The data below needs to be returned exactly, line for line.

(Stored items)
※

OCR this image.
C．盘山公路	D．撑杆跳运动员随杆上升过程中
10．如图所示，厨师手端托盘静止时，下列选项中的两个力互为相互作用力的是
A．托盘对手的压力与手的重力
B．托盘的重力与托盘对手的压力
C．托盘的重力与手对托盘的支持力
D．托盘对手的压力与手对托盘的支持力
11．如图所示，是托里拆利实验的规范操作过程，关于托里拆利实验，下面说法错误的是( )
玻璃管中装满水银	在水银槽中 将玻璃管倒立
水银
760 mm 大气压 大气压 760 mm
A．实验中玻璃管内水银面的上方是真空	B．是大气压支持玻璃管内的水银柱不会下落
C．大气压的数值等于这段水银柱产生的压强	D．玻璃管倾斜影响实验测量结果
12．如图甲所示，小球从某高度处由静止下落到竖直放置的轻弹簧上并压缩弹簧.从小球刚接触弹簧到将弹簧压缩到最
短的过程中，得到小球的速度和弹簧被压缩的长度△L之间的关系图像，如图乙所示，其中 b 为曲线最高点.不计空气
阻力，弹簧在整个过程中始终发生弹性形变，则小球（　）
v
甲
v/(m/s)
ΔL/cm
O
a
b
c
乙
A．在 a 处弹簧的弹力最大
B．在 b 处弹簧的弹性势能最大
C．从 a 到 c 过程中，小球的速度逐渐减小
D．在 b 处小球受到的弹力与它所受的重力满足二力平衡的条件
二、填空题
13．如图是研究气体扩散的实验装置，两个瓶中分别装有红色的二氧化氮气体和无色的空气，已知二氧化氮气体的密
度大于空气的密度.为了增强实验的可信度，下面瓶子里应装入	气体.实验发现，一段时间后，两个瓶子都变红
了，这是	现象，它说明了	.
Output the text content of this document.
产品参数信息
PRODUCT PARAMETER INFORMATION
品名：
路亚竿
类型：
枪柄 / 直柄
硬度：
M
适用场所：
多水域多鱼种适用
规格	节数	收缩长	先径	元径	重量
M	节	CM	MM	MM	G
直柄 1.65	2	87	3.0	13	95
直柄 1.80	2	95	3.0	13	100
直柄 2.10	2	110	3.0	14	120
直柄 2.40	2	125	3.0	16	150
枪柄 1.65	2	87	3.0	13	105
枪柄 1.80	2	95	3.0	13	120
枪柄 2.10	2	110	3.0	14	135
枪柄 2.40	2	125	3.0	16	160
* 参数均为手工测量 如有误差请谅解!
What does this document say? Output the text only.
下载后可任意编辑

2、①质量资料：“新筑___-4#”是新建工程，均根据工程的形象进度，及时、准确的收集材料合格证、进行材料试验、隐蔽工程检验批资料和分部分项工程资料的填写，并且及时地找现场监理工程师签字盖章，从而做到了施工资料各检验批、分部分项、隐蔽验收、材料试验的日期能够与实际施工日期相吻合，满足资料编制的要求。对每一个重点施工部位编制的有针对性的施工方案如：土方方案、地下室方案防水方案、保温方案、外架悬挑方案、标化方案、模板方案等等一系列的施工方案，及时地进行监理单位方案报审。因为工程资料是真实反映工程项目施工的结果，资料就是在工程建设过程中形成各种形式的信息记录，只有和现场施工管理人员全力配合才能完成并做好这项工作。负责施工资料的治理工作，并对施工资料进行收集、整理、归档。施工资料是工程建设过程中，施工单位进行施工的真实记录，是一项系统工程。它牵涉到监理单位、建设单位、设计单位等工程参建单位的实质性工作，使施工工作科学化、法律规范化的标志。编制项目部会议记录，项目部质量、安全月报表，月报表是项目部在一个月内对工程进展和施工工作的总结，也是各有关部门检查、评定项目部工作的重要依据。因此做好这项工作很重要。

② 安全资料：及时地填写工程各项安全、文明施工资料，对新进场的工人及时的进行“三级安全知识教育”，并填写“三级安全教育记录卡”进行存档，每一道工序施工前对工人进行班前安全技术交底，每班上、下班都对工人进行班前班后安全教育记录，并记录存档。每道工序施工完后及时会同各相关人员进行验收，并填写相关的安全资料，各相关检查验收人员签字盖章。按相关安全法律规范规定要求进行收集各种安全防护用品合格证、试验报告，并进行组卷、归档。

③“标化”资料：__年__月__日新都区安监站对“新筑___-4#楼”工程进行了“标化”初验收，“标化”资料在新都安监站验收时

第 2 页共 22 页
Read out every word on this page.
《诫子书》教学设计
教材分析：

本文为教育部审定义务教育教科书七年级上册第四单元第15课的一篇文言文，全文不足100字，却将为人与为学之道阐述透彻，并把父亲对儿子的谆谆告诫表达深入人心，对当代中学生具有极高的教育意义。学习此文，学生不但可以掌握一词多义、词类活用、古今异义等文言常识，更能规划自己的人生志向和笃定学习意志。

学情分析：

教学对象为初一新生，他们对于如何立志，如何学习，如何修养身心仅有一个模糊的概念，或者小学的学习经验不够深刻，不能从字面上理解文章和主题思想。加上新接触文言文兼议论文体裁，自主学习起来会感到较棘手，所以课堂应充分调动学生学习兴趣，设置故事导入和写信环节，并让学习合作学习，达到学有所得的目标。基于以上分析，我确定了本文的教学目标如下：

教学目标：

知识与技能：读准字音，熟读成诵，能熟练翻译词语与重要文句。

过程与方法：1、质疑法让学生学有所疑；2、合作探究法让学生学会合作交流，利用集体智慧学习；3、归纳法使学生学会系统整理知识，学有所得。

※

▶ Response to the task:
OCR this image.
C．盘山公路	D．撑杆跳运动员随杆上升过程中
10．如图所示，厨师手端托盘静止时，下列选项中的两个力互为相互作用力的是
A．托盘对手的压力与手的重力
B．托盘的重力与托盘对手的压力
C．托盘的重力与手对托盘的支持力
D．托盘对手的压力与手对托盘的支持力
11．如图所示，是托里拆利实验的规范操作过程，关于托里拆利实验，下面说法错误的是( )
玻璃管中装满水银	在水银槽中 将玻璃管倒立
水银
760 mm 大气压 大气压 760 mm
A．实验中玻璃管内水银面的上方是真空	B．是大气压支持玻璃管内的水银柱不会下落
C．大气压的数值等于这段水银柱产生的压强	D．玻璃管倾斜影响实验测量结果
12．如图甲所示，小球从某高度处由静止下落到竖直放置的轻弹簧上并压缩弹簧.从小球刚接触弹簧到将弹簧压缩到最
短的过程中，得到小球的速度和弹簧被压缩的长度△L之间的关系图像，如图乙所示，其中 b 为曲线最高点.不计空气
阻力，弹簧在整个过程中始终发生弹性形变，则小球（　）
v
甲
v/(m/s)
ΔL/cm
O
a
b
c
乙
A．在 a 处弹簧的弹力最大
B．在 b 处弹簧的弹性势能最大
C．从 a 到 c 过程中，小球的速度逐渐减小
D．在 b 处小球受到的弹力与它所受的重力满足二力平衡的条件
二、填空题
13．如图是研究气体扩散的实验装置，两个瓶中分别装有红色的二氧化氮气体和无色的空气，已知二氧化氮气体的密
度大于空气的密度.为了增强实验的可信度，下面瓶子里应装入	气体.实验发现，一段时间后，两个瓶子都变红
了，这是	现象，它说明了	.
Output the text content of this document.
产品参数信息
PRODUCT PARAMETER INFORMATION
品名：
路亚竿
类型：
枪柄 / 直柄
硬度：
M
适用场所：
多水域多鱼种适用
规格	节数	收缩长	先径	元径	重量
M	节	CM	MM	MM	G
直柄 1.65	2	87	3.0	13	95
直柄 1.80	2	95	3.0	13	100
直柄 2.10	2	110	3.0	14	120
直柄 2.40	2	125	3.0	16	150
枪柄 1.65	2	87	3.0	13	105
枪柄 1.80	2	95	3.0	13	120
枪柄 2.10	2	110	3.0	14	135
枪柄 2.40	2	125	3.0	16	160
* 参数均为手工测量 如有误差请谅解!
What does this document say? Output the text only.
下载后可任意编辑

2、①质量资料：“新筑___-4#”是新建工程，均根据工程的形象进度，及时、准确的收集材料合格证、进行材料试验、隐蔽工程检验批资料和分部分项工程资料的填写，并且及时地找现场监理工程师签字盖章，从而做到了施工资料各检验批、分部分项、隐蔽验收、材料试验的日期能够与实际施工日期相吻合，满足资料编制的要求。对每一个重点施工部位编制的有针对性的施工方案如：土方方案、地下室方案防水方案、保温方案、外架悬挑方案、标化方案、模板方案等等一系列的施工方案，及时地进行监理单位方案报审。因为工程资料是真实反映工程项目施工的结果，资料就是在工程建设过程中形成各种形式的信息记录，只有和现场施工管理人员全力配合才能完成并做好这项工作。负责施工资料的治理工作，并对施工资料进行收集、整理、归档。施工资料是工程建设过程中，施工单位进行施工的真实记录，是一项系统工程。它牵涉到监理单位、建设单位、设计单位等工程参建单位的实质性工作，使施工工作科学化、法律规范化的标志。编制项目部会议记录，项目部质量、安全月报表，月报表是项目部在一个月内对工程进展和施工工作的总结，也是各有关部门检查、评定项目部工作的重要依据。因此做好这项工作很重要。

② 安全资料：及时地填写工程各项安全、文明施工资料，对新进场的工人及时的进行“三级安全知识教育”，并填写“三级安全教育记录卡”进行存档，每一道工序施工前对工人进行班前安全技术交底，每班上、下班都对工人进行班前班后安全教育记录，并记录存档。每道工序施工完后及时会同各相关人员进行验收，并填写相关的安全资料，各相关检查验收人员签字盖章。按相关安全法律规范规定要求进行收集各种安全防护用品合格证、试验报告，并进行组卷、归档。

③“标化”资料：__年__月__日新都区安监站对“新筑___-4#楼”工程进行了“标化”初验收，“标化”资料在新都安监站验收时

第 2 页共 22 页
Read out every word on this page.
《诫子书》教学设计
教材分析：

本文为教育部审定义务教育教科书七年级上册第四单元第15课的一篇文言文，全文不足100字，却将为人与为学之道阐述透彻，并把父亲对儿子的谆谆告诫表达深入人心，对当代中学生具有极高的教育意义。学习此文，学生不但可以掌握一词多义、词类活用、古今异义等文言常识，更能规划自己的人生志向和笃定学习意志。

学情分析：

教学对象为初一新生，他们对于如何立志，如何学习，如何修养身心仅有一个模糊的概念，或者小学的学习经验不够深刻，不能从字面上理解文章和主题思想。加上新接触文言文兼议论文体裁，自主学习起来会感到较棘手，所以课堂应充分调动学生学习兴趣，设置故事导入和写信环节，并让学习合作学习，达到学有所得的目标。基于以上分析，我确定了本文的教学目标如下：

教学目标：

知识与技能：读准字音，熟读成诵，能熟练翻译词语与重要文句。

过程与方法：1、质疑法让学生学有所疑；2、合作探究法让学生学会合作交流，利用集体智慧学习；3、归纳法使学生学会系统整理知识，学有所得。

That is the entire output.